§ **Instructions for the task**:
All entries are to be quoted exactly; the images stay out of the copy.

§ **Items**:
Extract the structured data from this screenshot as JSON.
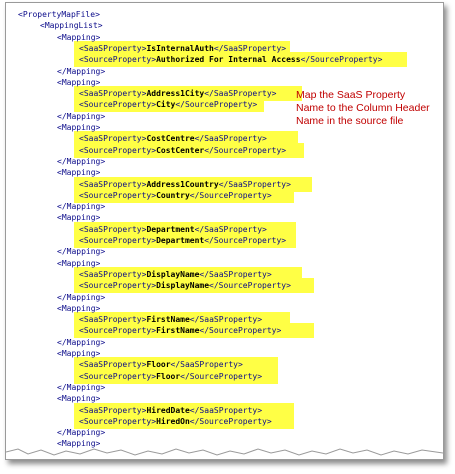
{
  "colors": {
    "highlight": "#ffff45",
    "annotation": "#c00000",
    "tag": "#0a0a8a"
  },
  "annotation": "Map the SaaS Property\nName to the Column Header\nName in the source file",
  "root_open": "<PropertyMapFile>",
  "list_open": "<MappingList>",
  "mapping_open": "<Mapping>",
  "mapping_close": "</Mapping>",
  "mappings": [
    {
      "saas_open": "<SaaSProperty>",
      "saas": "IsInternalAuth",
      "saas_close": "</SaaSProperty>",
      "src_open": "<SourceProperty>",
      "src": "Authorized For Internal Access",
      "src_close": "</SourceProperty>"
    },
    {
      "saas_open": "<SaaSProperty>",
      "saas": "Address1City",
      "saas_close": "</SaaSProperty>",
      "src_open": "<SourceProperty>",
      "src": "City",
      "src_close": "</SourceProperty>"
    },
    {
      "saas_open": "<SaaSProperty>",
      "saas": "CostCentre",
      "saas_close": "</SaaSProperty>",
      "src_open": "<SourceProperty>",
      "src": "CostCenter",
      "src_close": "</SourceProperty>"
    },
    {
      "saas_open": "<SaaSProperty>",
      "saas": "Address1Country",
      "saas_close": "</SaaSProperty>",
      "src_open": "<SourceProperty>",
      "src": "Country",
      "src_close": "</SourceProperty>"
    },
    {
      "saas_open": "<SaaSProperty>",
      "saas": "Department",
      "saas_close": "</SaaSProperty>",
      "src_open": "<SourceProperty>",
      "src": "Department",
      "src_close": "</SourceProperty>"
    },
    {
      "saas_open": "<SaaSProperty>",
      "saas": "DisplayName",
      "saas_close": "</SaaSProperty>",
      "src_open": "<SourceProperty>",
      "src": "DisplayName",
      "src_close": "</SourceProperty>"
    },
    {
      "saas_open": "<SaaSProperty>",
      "saas": "FirstName",
      "saas_close": "</SaaSProperty>",
      "src_open": "<SourceProperty>",
      "src": "FirstName",
      "src_close": "</SourceProperty>"
    },
    {
      "saas_open": "<SaaSProperty>",
      "saas": "Floor",
      "saas_close": "</SaaSProperty>",
      "src_open": "<SourceProperty>",
      "src": "Floor",
      "src_close": "</SourceProperty>"
    },
    {
      "saas_open": "<SaaSProperty>",
      "saas": "HiredDate",
      "saas_close": "</SaaSProperty>",
      "src_open": "<SourceProperty>",
      "src": "HiredOn",
      "src_close": "</SourceProperty>"
    }
  ]
}
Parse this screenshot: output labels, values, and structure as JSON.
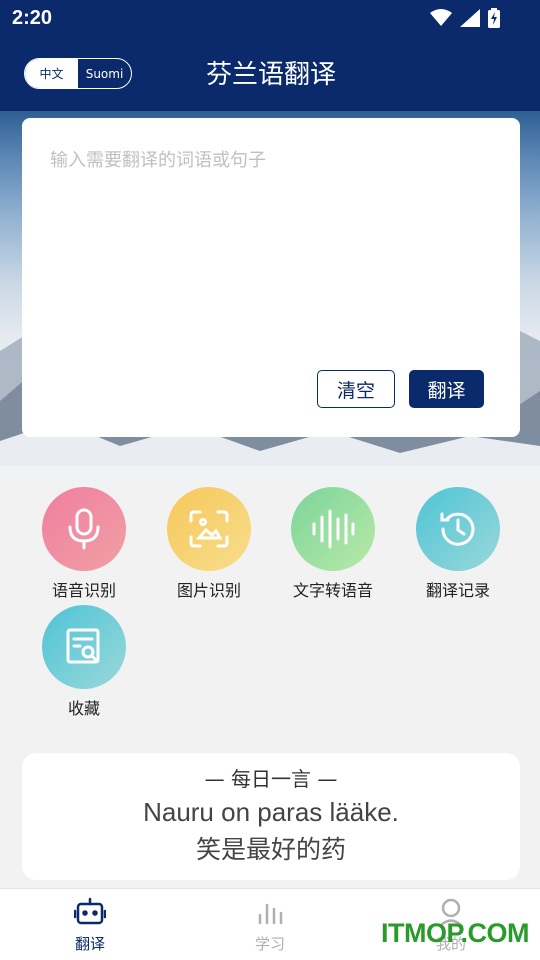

§ **Answer**:
Extract the structured data from this screenshot as JSON.
{
  "colors": {
    "highlight": "#ffff45",
    "annotation": "#c00000",
    "tag": "#0a0a8a"
  },
  "annotation": "Map the SaaS Property\nName to the Column Header\nName in the source file",
  "root_open": "<PropertyMapFile>",
  "list_open": "<MappingList>",
  "mapping_open": "<Mapping>",
  "mapping_close": "</Mapping>",
  "mappings": [
    {
      "saas_open": "<SaaSProperty>",
      "saas": "IsInternalAuth",
      "saas_close": "</SaaSProperty>",
      "src_open": "<SourceProperty>",
      "src": "Authorized For Internal Access",
      "src_close": "</SourceProperty>"
    },
    {
      "saas_open": "<SaaSProperty>",
      "saas": "Address1City",
      "saas_close": "</SaaSProperty>",
      "src_open": "<SourceProperty>",
      "src": "City",
      "src_close": "</SourceProperty>"
    },
    {
      "saas_open": "<SaaSProperty>",
      "saas": "CostCentre",
      "saas_close": "</SaaSProperty>",
      "src_open": "<SourceProperty>",
      "src": "CostCenter",
      "src_close": "</SourceProperty>"
    },
    {
      "saas_open": "<SaaSProperty>",
      "saas": "Address1Country",
      "saas_close": "</SaaSProperty>",
      "src_open": "<SourceProperty>",
      "src": "Country",
      "src_close": "</SourceProperty>"
    },
    {
      "saas_open": "<SaaSProperty>",
      "saas": "Department",
      "saas_close": "</SaaSProperty>",
      "src_open": "<SourceProperty>",
      "src": "Department",
      "src_close": "</SourceProperty>"
    },
    {
      "saas_open": "<SaaSProperty>",
      "saas": "DisplayName",
      "saas_close": "</SaaSProperty>",
      "src_open": "<SourceProperty>",
      "src": "DisplayName",
      "src_close": "</SourceProperty>"
    },
    {
      "saas_open": "<SaaSProperty>",
      "saas": "FirstName",
      "saas_close": "</SaaSProperty>",
      "src_open": "<SourceProperty>",
      "src": "FirstName",
      "src_close": "</SourceProperty>"
    },
    {
      "saas_open": "<SaaSProperty>",
      "saas": "Floor",
      "saas_close": "</SaaSProperty>",
      "src_open": "<SourceProperty>",
      "src": "Floor",
      "src_close": "</SourceProperty>"
    },
    {
      "saas_open": "<SaaSProperty>",
      "saas": "HiredDate",
      "saas_close": "</SaaSProperty>",
      "src_open": "<SourceProperty>",
      "src": "HiredOn",
      "src_close": "</SourceProperty>"
    }
  ]
}
Parse this screenshot: output labels, values, and structure as JSON.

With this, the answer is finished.